» Material for this exercise
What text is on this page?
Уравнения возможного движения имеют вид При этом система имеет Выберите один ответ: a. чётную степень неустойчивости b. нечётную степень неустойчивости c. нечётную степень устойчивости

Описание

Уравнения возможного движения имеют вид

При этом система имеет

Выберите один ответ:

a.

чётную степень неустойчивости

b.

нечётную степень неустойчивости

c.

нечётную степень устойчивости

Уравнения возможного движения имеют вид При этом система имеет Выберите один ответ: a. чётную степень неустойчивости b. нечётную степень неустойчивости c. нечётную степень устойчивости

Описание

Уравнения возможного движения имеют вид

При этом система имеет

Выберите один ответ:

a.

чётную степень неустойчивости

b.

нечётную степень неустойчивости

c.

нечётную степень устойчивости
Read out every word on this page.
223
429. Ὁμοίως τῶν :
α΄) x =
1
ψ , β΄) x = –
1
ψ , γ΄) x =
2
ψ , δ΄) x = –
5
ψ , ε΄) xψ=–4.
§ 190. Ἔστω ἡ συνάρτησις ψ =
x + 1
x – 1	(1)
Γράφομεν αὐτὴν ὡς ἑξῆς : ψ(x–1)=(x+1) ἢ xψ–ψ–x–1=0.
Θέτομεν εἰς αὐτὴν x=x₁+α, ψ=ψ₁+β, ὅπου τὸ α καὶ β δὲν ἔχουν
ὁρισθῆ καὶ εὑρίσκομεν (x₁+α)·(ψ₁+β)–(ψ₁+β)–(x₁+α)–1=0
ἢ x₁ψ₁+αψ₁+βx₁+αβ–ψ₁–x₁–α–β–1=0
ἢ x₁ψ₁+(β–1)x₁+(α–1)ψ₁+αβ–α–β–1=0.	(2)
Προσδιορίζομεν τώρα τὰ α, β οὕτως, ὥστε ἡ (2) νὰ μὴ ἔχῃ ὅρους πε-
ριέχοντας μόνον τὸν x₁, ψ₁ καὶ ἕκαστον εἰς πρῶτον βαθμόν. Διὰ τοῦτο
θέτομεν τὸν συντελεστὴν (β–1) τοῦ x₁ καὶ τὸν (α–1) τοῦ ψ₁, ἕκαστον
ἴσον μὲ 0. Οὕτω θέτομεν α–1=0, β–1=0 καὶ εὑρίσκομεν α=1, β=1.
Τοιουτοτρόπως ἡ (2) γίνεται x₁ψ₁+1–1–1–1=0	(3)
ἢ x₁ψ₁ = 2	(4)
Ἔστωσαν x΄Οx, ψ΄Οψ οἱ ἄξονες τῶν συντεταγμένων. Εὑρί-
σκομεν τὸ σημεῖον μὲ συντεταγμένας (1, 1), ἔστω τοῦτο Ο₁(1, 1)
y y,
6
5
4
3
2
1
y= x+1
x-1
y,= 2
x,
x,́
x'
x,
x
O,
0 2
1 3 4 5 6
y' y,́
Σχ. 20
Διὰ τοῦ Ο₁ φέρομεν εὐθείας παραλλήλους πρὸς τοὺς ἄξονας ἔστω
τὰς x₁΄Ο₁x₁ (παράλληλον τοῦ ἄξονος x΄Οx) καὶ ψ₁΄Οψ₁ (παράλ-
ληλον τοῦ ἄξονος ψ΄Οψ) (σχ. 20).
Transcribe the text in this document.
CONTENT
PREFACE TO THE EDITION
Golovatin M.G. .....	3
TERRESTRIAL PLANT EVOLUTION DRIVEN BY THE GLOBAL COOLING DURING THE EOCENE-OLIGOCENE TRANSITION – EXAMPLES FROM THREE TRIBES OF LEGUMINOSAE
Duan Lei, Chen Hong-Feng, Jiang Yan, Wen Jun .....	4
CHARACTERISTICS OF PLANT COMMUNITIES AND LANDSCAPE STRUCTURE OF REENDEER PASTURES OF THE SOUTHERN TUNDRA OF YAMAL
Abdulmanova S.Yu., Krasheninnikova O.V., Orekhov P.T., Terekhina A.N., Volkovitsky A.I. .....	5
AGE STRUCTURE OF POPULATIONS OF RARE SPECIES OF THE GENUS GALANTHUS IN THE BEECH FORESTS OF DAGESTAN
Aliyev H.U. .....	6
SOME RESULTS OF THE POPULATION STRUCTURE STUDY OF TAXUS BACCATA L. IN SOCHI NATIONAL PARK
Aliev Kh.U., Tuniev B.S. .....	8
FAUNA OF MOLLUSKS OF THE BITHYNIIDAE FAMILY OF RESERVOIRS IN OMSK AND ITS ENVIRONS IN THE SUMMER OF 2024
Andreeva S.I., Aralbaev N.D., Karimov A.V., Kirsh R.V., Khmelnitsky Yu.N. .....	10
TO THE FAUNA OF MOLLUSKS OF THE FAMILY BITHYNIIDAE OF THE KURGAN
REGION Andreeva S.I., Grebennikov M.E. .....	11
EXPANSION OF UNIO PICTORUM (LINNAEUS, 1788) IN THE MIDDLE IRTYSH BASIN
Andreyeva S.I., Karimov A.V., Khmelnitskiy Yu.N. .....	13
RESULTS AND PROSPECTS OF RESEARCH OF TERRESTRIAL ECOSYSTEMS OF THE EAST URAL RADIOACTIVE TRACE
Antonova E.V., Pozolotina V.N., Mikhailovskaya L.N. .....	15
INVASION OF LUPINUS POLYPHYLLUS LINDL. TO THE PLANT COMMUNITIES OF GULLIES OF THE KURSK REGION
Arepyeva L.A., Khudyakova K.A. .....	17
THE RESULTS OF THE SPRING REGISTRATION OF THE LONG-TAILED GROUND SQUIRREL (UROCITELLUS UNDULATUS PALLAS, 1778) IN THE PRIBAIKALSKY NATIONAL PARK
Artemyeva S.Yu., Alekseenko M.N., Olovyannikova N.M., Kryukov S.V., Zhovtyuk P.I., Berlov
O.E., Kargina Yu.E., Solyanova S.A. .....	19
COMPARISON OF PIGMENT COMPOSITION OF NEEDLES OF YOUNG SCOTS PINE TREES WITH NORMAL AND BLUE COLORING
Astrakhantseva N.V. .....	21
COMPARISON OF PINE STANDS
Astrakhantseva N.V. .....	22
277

» Task statement
Retype the listing exactly, in full.

» Solution
What text is on this page?
Уравнения возможного движения имеют вид При этом система имеет Выберите один ответ: a. чётную степень неустойчивости b. нечётную степень неустойчивости c. нечётную степень устойчивости

Описание

Уравнения возможного движения имеют вид

При этом система имеет

Выберите один ответ:

a.

чётную степень неустойчивости

b.

нечётную степень неустойчивости

c.

нечётную степень устойчивости

Уравнения возможного движения имеют вид При этом система имеет Выберите один ответ: a. чётную степень неустойчивости b. нечётную степень неустойчивости c. нечётную степень устойчивости

Описание

Уравнения возможного движения имеют вид

При этом система имеет

Выберите один ответ:

a.

чётную степень неустойчивости

b.

нечётную степень неустойчивости

c.

нечётную степень устойчивости
Read out every word on this page.
223
429. Ὁμοίως τῶν :
α΄) x =
1
ψ , β΄) x = –
1
ψ , γ΄) x =
2
ψ , δ΄) x = –
5
ψ , ε΄) xψ=–4.
§ 190. Ἔστω ἡ συνάρτησις ψ =
x + 1
x – 1	(1)
Γράφομεν αὐτὴν ὡς ἑξῆς : ψ(x–1)=(x+1) ἢ xψ–ψ–x–1=0.
Θέτομεν εἰς αὐτὴν x=x₁+α, ψ=ψ₁+β, ὅπου τὸ α καὶ β δὲν ἔχουν
ὁρισθῆ καὶ εὑρίσκομεν (x₁+α)·(ψ₁+β)–(ψ₁+β)–(x₁+α)–1=0
ἢ x₁ψ₁+αψ₁+βx₁+αβ–ψ₁–x₁–α–β–1=0
ἢ x₁ψ₁+(β–1)x₁+(α–1)ψ₁+αβ–α–β–1=0.	(2)
Προσδιορίζομεν τώρα τὰ α, β οὕτως, ὥστε ἡ (2) νὰ μὴ ἔχῃ ὅρους πε-
ριέχοντας μόνον τὸν x₁, ψ₁ καὶ ἕκαστον εἰς πρῶτον βαθμόν. Διὰ τοῦτο
θέτομεν τὸν συντελεστὴν (β–1) τοῦ x₁ καὶ τὸν (α–1) τοῦ ψ₁, ἕκαστον
ἴσον μὲ 0. Οὕτω θέτομεν α–1=0, β–1=0 καὶ εὑρίσκομεν α=1, β=1.
Τοιουτοτρόπως ἡ (2) γίνεται x₁ψ₁+1–1–1–1=0	(3)
ἢ x₁ψ₁ = 2	(4)
Ἔστωσαν x΄Οx, ψ΄Οψ οἱ ἄξονες τῶν συντεταγμένων. Εὑρί-
σκομεν τὸ σημεῖον μὲ συντεταγμένας (1, 1), ἔστω τοῦτο Ο₁(1, 1)
y y,
6
5
4
3
2
1
y= x+1
x-1
y,= 2
x,
x,́
x'
x,
x
O,
0 2
1 3 4 5 6
y' y,́
Σχ. 20
Διὰ τοῦ Ο₁ φέρομεν εὐθείας παραλλήλους πρὸς τοὺς ἄξονας ἔστω
τὰς x₁΄Ο₁x₁ (παράλληλον τοῦ ἄξονος x΄Οx) καὶ ψ₁΄Οψ₁ (παράλ-
ληλον τοῦ ἄξονος ψ΄Οψ) (σχ. 20).
Transcribe the text in this document.
CONTENT
PREFACE TO THE EDITION
Golovatin M.G. .....	3
TERRESTRIAL PLANT EVOLUTION DRIVEN BY THE GLOBAL COOLING DURING THE EOCENE-OLIGOCENE TRANSITION – EXAMPLES FROM THREE TRIBES OF LEGUMINOSAE
Duan Lei, Chen Hong-Feng, Jiang Yan, Wen Jun .....	4
CHARACTERISTICS OF PLANT COMMUNITIES AND LANDSCAPE STRUCTURE OF REENDEER PASTURES OF THE SOUTHERN TUNDRA OF YAMAL
Abdulmanova S.Yu., Krasheninnikova O.V., Orekhov P.T., Terekhina A.N., Volkovitsky A.I. .....	5
AGE STRUCTURE OF POPULATIONS OF RARE SPECIES OF THE GENUS GALANTHUS IN THE BEECH FORESTS OF DAGESTAN
Aliyev H.U. .....	6
SOME RESULTS OF THE POPULATION STRUCTURE STUDY OF TAXUS BACCATA L. IN SOCHI NATIONAL PARK
Aliev Kh.U., Tuniev B.S. .....	8
FAUNA OF MOLLUSKS OF THE BITHYNIIDAE FAMILY OF RESERVOIRS IN OMSK AND ITS ENVIRONS IN THE SUMMER OF 2024
Andreeva S.I., Aralbaev N.D., Karimov A.V., Kirsh R.V., Khmelnitsky Yu.N. .....	10
TO THE FAUNA OF MOLLUSKS OF THE FAMILY BITHYNIIDAE OF THE KURGAN
REGION Andreeva S.I., Grebennikov M.E. .....	11
EXPANSION OF UNIO PICTORUM (LINNAEUS, 1788) IN THE MIDDLE IRTYSH BASIN
Andreyeva S.I., Karimov A.V., Khmelnitskiy Yu.N. .....	13
RESULTS AND PROSPECTS OF RESEARCH OF TERRESTRIAL ECOSYSTEMS OF THE EAST URAL RADIOACTIVE TRACE
Antonova E.V., Pozolotina V.N., Mikhailovskaya L.N. .....	15
INVASION OF LUPINUS POLYPHYLLUS LINDL. TO THE PLANT COMMUNITIES OF GULLIES OF THE KURSK REGION
Arepyeva L.A., Khudyakova K.A. .....	17
THE RESULTS OF THE SPRING REGISTRATION OF THE LONG-TAILED GROUND SQUIRREL (UROCITELLUS UNDULATUS PALLAS, 1778) IN THE PRIBAIKALSKY NATIONAL PARK
Artemyeva S.Yu., Alekseenko M.N., Olovyannikova N.M., Kryukov S.V., Zhovtyuk P.I., Berlov
O.E., Kargina Yu.E., Solyanova S.A. .....	19
COMPARISON OF PIGMENT COMPOSITION OF NEEDLES OF YOUNG SCOTS PINE TREES WITH NORMAL AND BLUE COLORING
Astrakhantseva N.V. .....	21
COMPARISON OF PINE STANDS
Astrakhantseva N.V. .....	22
277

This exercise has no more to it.